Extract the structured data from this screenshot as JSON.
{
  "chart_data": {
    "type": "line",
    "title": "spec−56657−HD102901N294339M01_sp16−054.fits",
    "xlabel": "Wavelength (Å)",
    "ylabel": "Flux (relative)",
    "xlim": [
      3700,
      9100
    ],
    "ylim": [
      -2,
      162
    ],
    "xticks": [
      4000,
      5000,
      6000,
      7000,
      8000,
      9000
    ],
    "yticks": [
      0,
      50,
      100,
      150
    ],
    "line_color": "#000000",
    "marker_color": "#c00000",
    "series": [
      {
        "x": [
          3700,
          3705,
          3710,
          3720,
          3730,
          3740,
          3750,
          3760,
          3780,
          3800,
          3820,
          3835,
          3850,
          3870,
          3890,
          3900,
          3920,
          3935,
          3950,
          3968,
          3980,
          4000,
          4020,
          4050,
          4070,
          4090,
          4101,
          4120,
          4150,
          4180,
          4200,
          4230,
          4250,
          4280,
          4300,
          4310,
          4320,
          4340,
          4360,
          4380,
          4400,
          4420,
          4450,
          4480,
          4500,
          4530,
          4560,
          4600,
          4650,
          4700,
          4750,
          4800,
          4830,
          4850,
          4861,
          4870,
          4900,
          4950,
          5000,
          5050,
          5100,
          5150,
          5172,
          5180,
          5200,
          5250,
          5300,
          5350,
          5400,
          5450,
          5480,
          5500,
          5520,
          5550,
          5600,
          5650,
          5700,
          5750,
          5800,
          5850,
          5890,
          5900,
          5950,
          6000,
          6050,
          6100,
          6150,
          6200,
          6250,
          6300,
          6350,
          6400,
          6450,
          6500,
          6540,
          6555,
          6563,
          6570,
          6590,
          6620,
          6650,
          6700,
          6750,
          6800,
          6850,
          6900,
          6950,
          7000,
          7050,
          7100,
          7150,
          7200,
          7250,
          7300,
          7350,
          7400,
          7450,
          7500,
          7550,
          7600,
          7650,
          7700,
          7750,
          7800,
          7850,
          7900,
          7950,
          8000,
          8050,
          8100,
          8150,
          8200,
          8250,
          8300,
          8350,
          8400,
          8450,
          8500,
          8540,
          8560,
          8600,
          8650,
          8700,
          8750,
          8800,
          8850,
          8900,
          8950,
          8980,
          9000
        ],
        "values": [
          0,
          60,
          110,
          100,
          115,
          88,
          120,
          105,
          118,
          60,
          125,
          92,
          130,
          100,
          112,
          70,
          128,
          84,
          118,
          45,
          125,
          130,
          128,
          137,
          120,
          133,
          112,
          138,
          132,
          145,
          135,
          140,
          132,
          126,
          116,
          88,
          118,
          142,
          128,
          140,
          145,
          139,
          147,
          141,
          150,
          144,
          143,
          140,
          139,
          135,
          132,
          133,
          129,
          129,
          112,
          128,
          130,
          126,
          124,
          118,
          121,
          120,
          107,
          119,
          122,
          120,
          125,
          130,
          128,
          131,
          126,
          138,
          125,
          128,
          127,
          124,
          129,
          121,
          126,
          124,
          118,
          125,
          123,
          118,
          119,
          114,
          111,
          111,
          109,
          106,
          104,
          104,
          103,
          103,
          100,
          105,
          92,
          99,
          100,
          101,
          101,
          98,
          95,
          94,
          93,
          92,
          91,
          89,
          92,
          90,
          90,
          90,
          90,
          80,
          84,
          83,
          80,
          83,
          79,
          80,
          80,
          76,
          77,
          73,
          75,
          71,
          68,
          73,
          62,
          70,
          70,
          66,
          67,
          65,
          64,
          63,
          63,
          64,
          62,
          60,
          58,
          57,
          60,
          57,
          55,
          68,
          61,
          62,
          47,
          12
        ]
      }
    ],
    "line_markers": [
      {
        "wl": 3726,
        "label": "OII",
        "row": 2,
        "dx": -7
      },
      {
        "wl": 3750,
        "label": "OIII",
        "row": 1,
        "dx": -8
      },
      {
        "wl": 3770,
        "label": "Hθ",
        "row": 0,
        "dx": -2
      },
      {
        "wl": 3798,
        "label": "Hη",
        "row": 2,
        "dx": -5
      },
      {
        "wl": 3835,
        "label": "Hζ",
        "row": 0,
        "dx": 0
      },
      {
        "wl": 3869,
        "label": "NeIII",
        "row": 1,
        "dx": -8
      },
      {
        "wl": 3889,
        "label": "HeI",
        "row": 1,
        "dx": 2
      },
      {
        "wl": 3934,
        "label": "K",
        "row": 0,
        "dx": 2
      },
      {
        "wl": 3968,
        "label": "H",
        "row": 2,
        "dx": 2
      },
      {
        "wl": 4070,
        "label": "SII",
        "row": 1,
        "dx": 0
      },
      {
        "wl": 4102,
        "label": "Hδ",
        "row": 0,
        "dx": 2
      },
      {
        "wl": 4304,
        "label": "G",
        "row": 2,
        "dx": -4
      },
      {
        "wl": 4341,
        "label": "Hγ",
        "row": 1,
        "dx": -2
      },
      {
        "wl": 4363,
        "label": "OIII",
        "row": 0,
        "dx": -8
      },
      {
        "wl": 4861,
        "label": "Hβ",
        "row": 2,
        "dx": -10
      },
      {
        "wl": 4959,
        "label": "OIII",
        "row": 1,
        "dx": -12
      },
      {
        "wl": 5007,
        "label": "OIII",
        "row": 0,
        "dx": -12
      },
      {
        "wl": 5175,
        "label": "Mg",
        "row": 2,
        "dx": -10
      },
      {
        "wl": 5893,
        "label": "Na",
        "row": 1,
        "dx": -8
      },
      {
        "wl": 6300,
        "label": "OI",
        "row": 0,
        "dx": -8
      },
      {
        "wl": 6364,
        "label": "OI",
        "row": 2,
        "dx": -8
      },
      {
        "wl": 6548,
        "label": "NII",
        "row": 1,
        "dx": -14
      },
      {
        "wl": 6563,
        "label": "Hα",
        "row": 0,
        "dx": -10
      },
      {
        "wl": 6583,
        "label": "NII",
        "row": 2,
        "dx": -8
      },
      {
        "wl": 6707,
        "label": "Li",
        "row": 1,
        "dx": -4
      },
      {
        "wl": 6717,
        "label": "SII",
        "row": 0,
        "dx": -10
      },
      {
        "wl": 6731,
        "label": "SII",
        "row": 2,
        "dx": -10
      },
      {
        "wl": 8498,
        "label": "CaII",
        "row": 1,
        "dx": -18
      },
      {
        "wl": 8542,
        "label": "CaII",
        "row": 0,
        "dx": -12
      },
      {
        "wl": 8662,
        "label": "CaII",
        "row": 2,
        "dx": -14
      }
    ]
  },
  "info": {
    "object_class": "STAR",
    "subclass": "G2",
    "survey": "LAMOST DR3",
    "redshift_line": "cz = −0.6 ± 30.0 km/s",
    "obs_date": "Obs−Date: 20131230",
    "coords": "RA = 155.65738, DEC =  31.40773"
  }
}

--- STATED TASK ---
Copy all of the material word for word.

--- FULL OUTPUT ---
Extract the structured data from this screenshot as JSON.
{
  "chart_data": {
    "type": "line",
    "title": "spec−56657−HD102901N294339M01_sp16−054.fits",
    "xlabel": "Wavelength (Å)",
    "ylabel": "Flux (relative)",
    "xlim": [
      3700,
      9100
    ],
    "ylim": [
      -2,
      162
    ],
    "xticks": [
      4000,
      5000,
      6000,
      7000,
      8000,
      9000
    ],
    "yticks": [
      0,
      50,
      100,
      150
    ],
    "line_color": "#000000",
    "marker_color": "#c00000",
    "series": [
      {
        "x": [
          3700,
          3705,
          3710,
          3720,
          3730,
          3740,
          3750,
          3760,
          3780,
          3800,
          3820,
          3835,
          3850,
          3870,
          3890,
          3900,
          3920,
          3935,
          3950,
          3968,
          3980,
          4000,
          4020,
          4050,
          4070,
          4090,
          4101,
          4120,
          4150,
          4180,
          4200,
          4230,
          4250,
          4280,
          4300,
          4310,
          4320,
          4340,
          4360,
          4380,
          4400,
          4420,
          4450,
          4480,
          4500,
          4530,
          4560,
          4600,
          4650,
          4700,
          4750,
          4800,
          4830,
          4850,
          4861,
          4870,
          4900,
          4950,
          5000,
          5050,
          5100,
          5150,
          5172,
          5180,
          5200,
          5250,
          5300,
          5350,
          5400,
          5450,
          5480,
          5500,
          5520,
          5550,
          5600,
          5650,
          5700,
          5750,
          5800,
          5850,
          5890,
          5900,
          5950,
          6000,
          6050,
          6100,
          6150,
          6200,
          6250,
          6300,
          6350,
          6400,
          6450,
          6500,
          6540,
          6555,
          6563,
          6570,
          6590,
          6620,
          6650,
          6700,
          6750,
          6800,
          6850,
          6900,
          6950,
          7000,
          7050,
          7100,
          7150,
          7200,
          7250,
          7300,
          7350,
          7400,
          7450,
          7500,
          7550,
          7600,
          7650,
          7700,
          7750,
          7800,
          7850,
          7900,
          7950,
          8000,
          8050,
          8100,
          8150,
          8200,
          8250,
          8300,
          8350,
          8400,
          8450,
          8500,
          8540,
          8560,
          8600,
          8650,
          8700,
          8750,
          8800,
          8850,
          8900,
          8950,
          8980,
          9000
        ],
        "values": [
          0,
          60,
          110,
          100,
          115,
          88,
          120,
          105,
          118,
          60,
          125,
          92,
          130,
          100,
          112,
          70,
          128,
          84,
          118,
          45,
          125,
          130,
          128,
          137,
          120,
          133,
          112,
          138,
          132,
          145,
          135,
          140,
          132,
          126,
          116,
          88,
          118,
          142,
          128,
          140,
          145,
          139,
          147,
          141,
          150,
          144,
          143,
          140,
          139,
          135,
          132,
          133,
          129,
          129,
          112,
          128,
          130,
          126,
          124,
          118,
          121,
          120,
          107,
          119,
          122,
          120,
          125,
          130,
          128,
          131,
          126,
          138,
          125,
          128,
          127,
          124,
          129,
          121,
          126,
          124,
          118,
          125,
          123,
          118,
          119,
          114,
          111,
          111,
          109,
          106,
          104,
          104,
          103,
          103,
          100,
          105,
          92,
          99,
          100,
          101,
          101,
          98,
          95,
          94,
          93,
          92,
          91,
          89,
          92,
          90,
          90,
          90,
          90,
          80,
          84,
          83,
          80,
          83,
          79,
          80,
          80,
          76,
          77,
          73,
          75,
          71,
          68,
          73,
          62,
          70,
          70,
          66,
          67,
          65,
          64,
          63,
          63,
          64,
          62,
          60,
          58,
          57,
          60,
          57,
          55,
          68,
          61,
          62,
          47,
          12
        ]
      }
    ],
    "line_markers": [
      {
        "wl": 3726,
        "label": "OII",
        "row": 2,
        "dx": -7
      },
      {
        "wl": 3750,
        "label": "OIII",
        "row": 1,
        "dx": -8
      },
      {
        "wl": 3770,
        "label": "Hθ",
        "row": 0,
        "dx": -2
      },
      {
        "wl": 3798,
        "label": "Hη",
        "row": 2,
        "dx": -5
      },
      {
        "wl": 3835,
        "label": "Hζ",
        "row": 0,
        "dx": 0
      },
      {
        "wl": 3869,
        "label": "NeIII",
        "row": 1,
        "dx": -8
      },
      {
        "wl": 3889,
        "label": "HeI",
        "row": 1,
        "dx": 2
      },
      {
        "wl": 3934,
        "label": "K",
        "row": 0,
        "dx": 2
      },
      {
        "wl": 3968,
        "label": "H",
        "row": 2,
        "dx": 2
      },
      {
        "wl": 4070,
        "label": "SII",
        "row": 1,
        "dx": 0
      },
      {
        "wl": 4102,
        "label": "Hδ",
        "row": 0,
        "dx": 2
      },
      {
        "wl": 4304,
        "label": "G",
        "row": 2,
        "dx": -4
      },
      {
        "wl": 4341,
        "label": "Hγ",
        "row": 1,
        "dx": -2
      },
      {
        "wl": 4363,
        "label": "OIII",
        "row": 0,
        "dx": -8
      },
      {
        "wl": 4861,
        "label": "Hβ",
        "row": 2,
        "dx": -10
      },
      {
        "wl": 4959,
        "label": "OIII",
        "row": 1,
        "dx": -12
      },
      {
        "wl": 5007,
        "label": "OIII",
        "row": 0,
        "dx": -12
      },
      {
        "wl": 5175,
        "label": "Mg",
        "row": 2,
        "dx": -10
      },
      {
        "wl": 5893,
        "label": "Na",
        "row": 1,
        "dx": -8
      },
      {
        "wl": 6300,
        "label": "OI",
        "row": 0,
        "dx": -8
      },
      {
        "wl": 6364,
        "label": "OI",
        "row": 2,
        "dx": -8
      },
      {
        "wl": 6548,
        "label": "NII",
        "row": 1,
        "dx": -14
      },
      {
        "wl": 6563,
        "label": "Hα",
        "row": 0,
        "dx": -10
      },
      {
        "wl": 6583,
        "label": "NII",
        "row": 2,
        "dx": -8
      },
      {
        "wl": 6707,
        "label": "Li",
        "row": 1,
        "dx": -4
      },
      {
        "wl": 6717,
        "label": "SII",
        "row": 0,
        "dx": -10
      },
      {
        "wl": 6731,
        "label": "SII",
        "row": 2,
        "dx": -10
      },
      {
        "wl": 8498,
        "label": "CaII",
        "row": 1,
        "dx": -18
      },
      {
        "wl": 8542,
        "label": "CaII",
        "row": 0,
        "dx": -12
      },
      {
        "wl": 8662,
        "label": "CaII",
        "row": 2,
        "dx": -14
      }
    ]
  },
  "info": {
    "object_class": "STAR",
    "subclass": "G2",
    "survey": "LAMOST DR3",
    "redshift_line": "cz = −0.6 ± 30.0 km/s",
    "obs_date": "Obs−Date: 20131230",
    "coords": "RA = 155.65738, DEC =  31.40773"
  }
}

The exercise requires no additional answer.